Data listing:
## Start

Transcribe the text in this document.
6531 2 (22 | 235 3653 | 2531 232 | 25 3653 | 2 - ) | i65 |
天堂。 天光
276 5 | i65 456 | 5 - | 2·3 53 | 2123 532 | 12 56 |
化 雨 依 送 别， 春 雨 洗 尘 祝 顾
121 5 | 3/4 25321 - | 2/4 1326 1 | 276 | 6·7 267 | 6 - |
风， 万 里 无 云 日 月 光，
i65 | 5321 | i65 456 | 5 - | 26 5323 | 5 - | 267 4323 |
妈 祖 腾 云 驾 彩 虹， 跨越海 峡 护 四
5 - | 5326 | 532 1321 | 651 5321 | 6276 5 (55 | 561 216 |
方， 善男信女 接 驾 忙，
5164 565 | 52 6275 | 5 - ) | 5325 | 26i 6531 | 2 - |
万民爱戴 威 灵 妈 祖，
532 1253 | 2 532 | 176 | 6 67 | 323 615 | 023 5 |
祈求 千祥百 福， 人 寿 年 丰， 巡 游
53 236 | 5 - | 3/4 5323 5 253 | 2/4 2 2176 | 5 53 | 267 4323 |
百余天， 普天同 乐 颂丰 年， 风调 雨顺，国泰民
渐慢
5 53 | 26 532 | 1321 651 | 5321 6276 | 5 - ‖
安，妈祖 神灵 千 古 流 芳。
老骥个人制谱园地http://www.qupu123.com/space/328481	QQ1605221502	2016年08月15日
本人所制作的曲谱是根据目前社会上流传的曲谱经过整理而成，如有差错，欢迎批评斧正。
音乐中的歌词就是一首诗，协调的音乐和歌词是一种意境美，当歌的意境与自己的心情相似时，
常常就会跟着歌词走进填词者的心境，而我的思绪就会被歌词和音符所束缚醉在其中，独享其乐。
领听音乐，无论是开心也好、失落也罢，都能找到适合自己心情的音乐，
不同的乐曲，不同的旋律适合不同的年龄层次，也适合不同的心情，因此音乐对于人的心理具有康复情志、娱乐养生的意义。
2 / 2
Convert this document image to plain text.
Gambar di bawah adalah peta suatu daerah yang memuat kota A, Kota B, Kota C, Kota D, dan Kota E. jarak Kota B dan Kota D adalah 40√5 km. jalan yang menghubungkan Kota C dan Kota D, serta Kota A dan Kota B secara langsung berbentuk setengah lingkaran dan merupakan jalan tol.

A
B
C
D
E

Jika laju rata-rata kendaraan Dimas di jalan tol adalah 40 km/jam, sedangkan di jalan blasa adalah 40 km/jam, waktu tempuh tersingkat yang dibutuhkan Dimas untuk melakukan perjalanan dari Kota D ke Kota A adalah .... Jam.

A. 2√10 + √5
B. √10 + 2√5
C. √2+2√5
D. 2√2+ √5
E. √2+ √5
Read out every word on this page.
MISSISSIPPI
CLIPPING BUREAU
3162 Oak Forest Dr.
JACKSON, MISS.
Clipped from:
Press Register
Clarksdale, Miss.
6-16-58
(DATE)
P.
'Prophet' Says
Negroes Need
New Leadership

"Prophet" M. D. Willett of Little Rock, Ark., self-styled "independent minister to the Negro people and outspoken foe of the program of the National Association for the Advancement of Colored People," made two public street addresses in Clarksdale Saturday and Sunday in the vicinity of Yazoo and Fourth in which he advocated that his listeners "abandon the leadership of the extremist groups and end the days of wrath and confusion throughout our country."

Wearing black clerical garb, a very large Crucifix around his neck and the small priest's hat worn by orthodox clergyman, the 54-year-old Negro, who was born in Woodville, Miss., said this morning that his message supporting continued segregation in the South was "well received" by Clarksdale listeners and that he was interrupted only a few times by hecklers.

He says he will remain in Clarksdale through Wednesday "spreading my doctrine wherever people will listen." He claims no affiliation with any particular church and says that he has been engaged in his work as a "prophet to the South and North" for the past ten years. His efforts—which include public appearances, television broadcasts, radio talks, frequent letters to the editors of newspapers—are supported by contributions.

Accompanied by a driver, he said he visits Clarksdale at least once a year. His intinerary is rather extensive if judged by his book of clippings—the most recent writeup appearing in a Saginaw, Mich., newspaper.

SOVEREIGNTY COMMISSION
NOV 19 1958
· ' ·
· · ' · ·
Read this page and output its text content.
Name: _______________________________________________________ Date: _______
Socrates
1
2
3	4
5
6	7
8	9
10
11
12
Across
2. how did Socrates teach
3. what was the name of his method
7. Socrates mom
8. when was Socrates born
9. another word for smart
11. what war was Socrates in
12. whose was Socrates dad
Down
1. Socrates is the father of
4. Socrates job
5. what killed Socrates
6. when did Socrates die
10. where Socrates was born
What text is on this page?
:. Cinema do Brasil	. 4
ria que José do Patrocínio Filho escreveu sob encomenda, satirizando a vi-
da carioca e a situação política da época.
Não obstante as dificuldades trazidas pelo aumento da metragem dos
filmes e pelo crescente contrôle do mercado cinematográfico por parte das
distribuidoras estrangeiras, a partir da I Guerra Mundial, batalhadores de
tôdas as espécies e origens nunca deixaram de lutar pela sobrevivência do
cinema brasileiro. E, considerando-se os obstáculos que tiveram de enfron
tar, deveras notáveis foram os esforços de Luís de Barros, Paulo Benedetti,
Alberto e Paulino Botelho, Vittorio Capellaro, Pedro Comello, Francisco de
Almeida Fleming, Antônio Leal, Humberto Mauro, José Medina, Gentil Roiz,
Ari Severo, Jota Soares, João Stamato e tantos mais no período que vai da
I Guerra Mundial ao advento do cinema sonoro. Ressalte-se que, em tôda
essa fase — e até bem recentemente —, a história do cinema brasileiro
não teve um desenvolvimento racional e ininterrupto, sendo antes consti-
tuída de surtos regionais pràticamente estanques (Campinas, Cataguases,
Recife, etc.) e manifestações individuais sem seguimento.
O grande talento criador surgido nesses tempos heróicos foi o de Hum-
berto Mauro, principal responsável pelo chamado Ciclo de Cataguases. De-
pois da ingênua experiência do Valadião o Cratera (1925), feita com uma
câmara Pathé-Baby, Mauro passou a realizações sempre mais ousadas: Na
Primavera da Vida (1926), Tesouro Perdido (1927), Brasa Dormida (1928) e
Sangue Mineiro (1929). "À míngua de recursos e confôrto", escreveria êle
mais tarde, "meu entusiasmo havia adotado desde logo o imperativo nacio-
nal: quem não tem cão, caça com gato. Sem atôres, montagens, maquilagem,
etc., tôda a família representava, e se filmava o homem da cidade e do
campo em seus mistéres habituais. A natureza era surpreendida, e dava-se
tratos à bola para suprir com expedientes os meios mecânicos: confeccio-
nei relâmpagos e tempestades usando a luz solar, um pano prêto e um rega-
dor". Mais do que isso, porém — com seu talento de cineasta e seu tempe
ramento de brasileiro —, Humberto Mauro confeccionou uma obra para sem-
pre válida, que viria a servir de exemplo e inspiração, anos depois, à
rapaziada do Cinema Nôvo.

## End

Goal of the exercise: Write the data back out verbatim.

Right answer:
Transcribe the text in this document.
6531 2 (22 | 235 3653 | 2531 232 | 25 3653 | 2 - ) | i65 |
天堂。 天光
276 5 | i65 456 | 5 - | 2·3 53 | 2123 532 | 12 56 |
化 雨 依 送 别， 春 雨 洗 尘 祝 顾
121 5 | 3/4 25321 - | 2/4 1326 1 | 276 | 6·7 267 | 6 - |
风， 万 里 无 云 日 月 光，
i65 | 5321 | i65 456 | 5 - | 26 5323 | 5 - | 267 4323 |
妈 祖 腾 云 驾 彩 虹， 跨越海 峡 护 四
5 - | 5326 | 532 1321 | 651 5321 | 6276 5 (55 | 561 216 |
方， 善男信女 接 驾 忙，
5164 565 | 52 6275 | 5 - ) | 5325 | 26i 6531 | 2 - |
万民爱戴 威 灵 妈 祖，
532 1253 | 2 532 | 176 | 6 67 | 323 615 | 023 5 |
祈求 千祥百 福， 人 寿 年 丰， 巡 游
53 236 | 5 - | 3/4 5323 5 253 | 2/4 2 2176 | 5 53 | 267 4323 |
百余天， 普天同 乐 颂丰 年， 风调 雨顺，国泰民
渐慢
5 53 | 26 532 | 1321 651 | 5321 6276 | 5 - ‖
安，妈祖 神灵 千 古 流 芳。
老骥个人制谱园地http://www.qupu123.com/space/328481	QQ1605221502	2016年08月15日
本人所制作的曲谱是根据目前社会上流传的曲谱经过整理而成，如有差错，欢迎批评斧正。
音乐中的歌词就是一首诗，协调的音乐和歌词是一种意境美，当歌的意境与自己的心情相似时，
常常就会跟着歌词走进填词者的心境，而我的思绪就会被歌词和音符所束缚醉在其中，独享其乐。
领听音乐，无论是开心也好、失落也罢，都能找到适合自己心情的音乐，
不同的乐曲，不同的旋律适合不同的年龄层次，也适合不同的心情，因此音乐对于人的心理具有康复情志、娱乐养生的意义。
2 / 2
Convert this document image to plain text.
Gambar di bawah adalah peta suatu daerah yang memuat kota A, Kota B, Kota C, Kota D, dan Kota E. jarak Kota B dan Kota D adalah 40√5 km. jalan yang menghubungkan Kota C dan Kota D, serta Kota A dan Kota B secara langsung berbentuk setengah lingkaran dan merupakan jalan tol.

A
B
C
D
E

Jika laju rata-rata kendaraan Dimas di jalan tol adalah 40 km/jam, sedangkan di jalan blasa adalah 40 km/jam, waktu tempuh tersingkat yang dibutuhkan Dimas untuk melakukan perjalanan dari Kota D ke Kota A adalah .... Jam.

A. 2√10 + √5
B. √10 + 2√5
C. √2+2√5
D. 2√2+ √5
E. √2+ √5
Read out every word on this page.
MISSISSIPPI
CLIPPING BUREAU
3162 Oak Forest Dr.
JACKSON, MISS.
Clipped from:
Press Register
Clarksdale, Miss.
6-16-58
(DATE)
P.
'Prophet' Says
Negroes Need
New Leadership

"Prophet" M. D. Willett of Little Rock, Ark., self-styled "independent minister to the Negro people and outspoken foe of the program of the National Association for the Advancement of Colored People," made two public street addresses in Clarksdale Saturday and Sunday in the vicinity of Yazoo and Fourth in which he advocated that his listeners "abandon the leadership of the extremist groups and end the days of wrath and confusion throughout our country."

Wearing black clerical garb, a very large Crucifix around his neck and the small priest's hat worn by orthodox clergyman, the 54-year-old Negro, who was born in Woodville, Miss., said this morning that his message supporting continued segregation in the South was "well received" by Clarksdale listeners and that he was interrupted only a few times by hecklers.

He says he will remain in Clarksdale through Wednesday "spreading my doctrine wherever people will listen." He claims no affiliation with any particular church and says that he has been engaged in his work as a "prophet to the South and North" for the past ten years. His efforts—which include public appearances, television broadcasts, radio talks, frequent letters to the editors of newspapers—are supported by contributions.

Accompanied by a driver, he said he visits Clarksdale at least once a year. His intinerary is rather extensive if judged by his book of clippings—the most recent writeup appearing in a Saginaw, Mich., newspaper.

SOVEREIGNTY COMMISSION
NOV 19 1958
· ' ·
· · ' · ·
Read this page and output its text content.
Name: _______________________________________________________ Date: _______
Socrates
1
2
3	4
5
6	7
8	9
10
11
12
Across
2. how did Socrates teach
3. what was the name of his method
7. Socrates mom
8. when was Socrates born
9. another word for smart
11. what war was Socrates in
12. whose was Socrates dad
Down
1. Socrates is the father of
4. Socrates job
5. what killed Socrates
6. when did Socrates die
10. where Socrates was born
What text is on this page?
:. Cinema do Brasil	. 4
ria que José do Patrocínio Filho escreveu sob encomenda, satirizando a vi-
da carioca e a situação política da época.
Não obstante as dificuldades trazidas pelo aumento da metragem dos
filmes e pelo crescente contrôle do mercado cinematográfico por parte das
distribuidoras estrangeiras, a partir da I Guerra Mundial, batalhadores de
tôdas as espécies e origens nunca deixaram de lutar pela sobrevivência do
cinema brasileiro. E, considerando-se os obstáculos que tiveram de enfron
tar, deveras notáveis foram os esforços de Luís de Barros, Paulo Benedetti,
Alberto e Paulino Botelho, Vittorio Capellaro, Pedro Comello, Francisco de
Almeida Fleming, Antônio Leal, Humberto Mauro, José Medina, Gentil Roiz,
Ari Severo, Jota Soares, João Stamato e tantos mais no período que vai da
I Guerra Mundial ao advento do cinema sonoro. Ressalte-se que, em tôda
essa fase — e até bem recentemente —, a história do cinema brasileiro
não teve um desenvolvimento racional e ininterrupto, sendo antes consti-
tuída de surtos regionais pràticamente estanques (Campinas, Cataguases,
Recife, etc.) e manifestações individuais sem seguimento.
O grande talento criador surgido nesses tempos heróicos foi o de Hum-
berto Mauro, principal responsável pelo chamado Ciclo de Cataguases. De-
pois da ingênua experiência do Valadião o Cratera (1925), feita com uma
câmara Pathé-Baby, Mauro passou a realizações sempre mais ousadas: Na
Primavera da Vida (1926), Tesouro Perdido (1927), Brasa Dormida (1928) e
Sangue Mineiro (1929). "À míngua de recursos e confôrto", escreveria êle
mais tarde, "meu entusiasmo havia adotado desde logo o imperativo nacio-
nal: quem não tem cão, caça com gato. Sem atôres, montagens, maquilagem,
etc., tôda a família representava, e se filmava o homem da cidade e do
campo em seus mistéres habituais. A natureza era surpreendida, e dava-se
tratos à bola para suprir com expedientes os meios mecânicos: confeccio-
nei relâmpagos e tempestades usando a luz solar, um pano prêto e um rega-
dor". Mais do que isso, porém — com seu talento de cineasta e seu tempe
ramento de brasileiro —, Humberto Mauro confeccionou uma obra para sem-
pre válida, que viria a servir de exemplo e inspiração, anos depois, à
rapaziada do Cinema Nôvo.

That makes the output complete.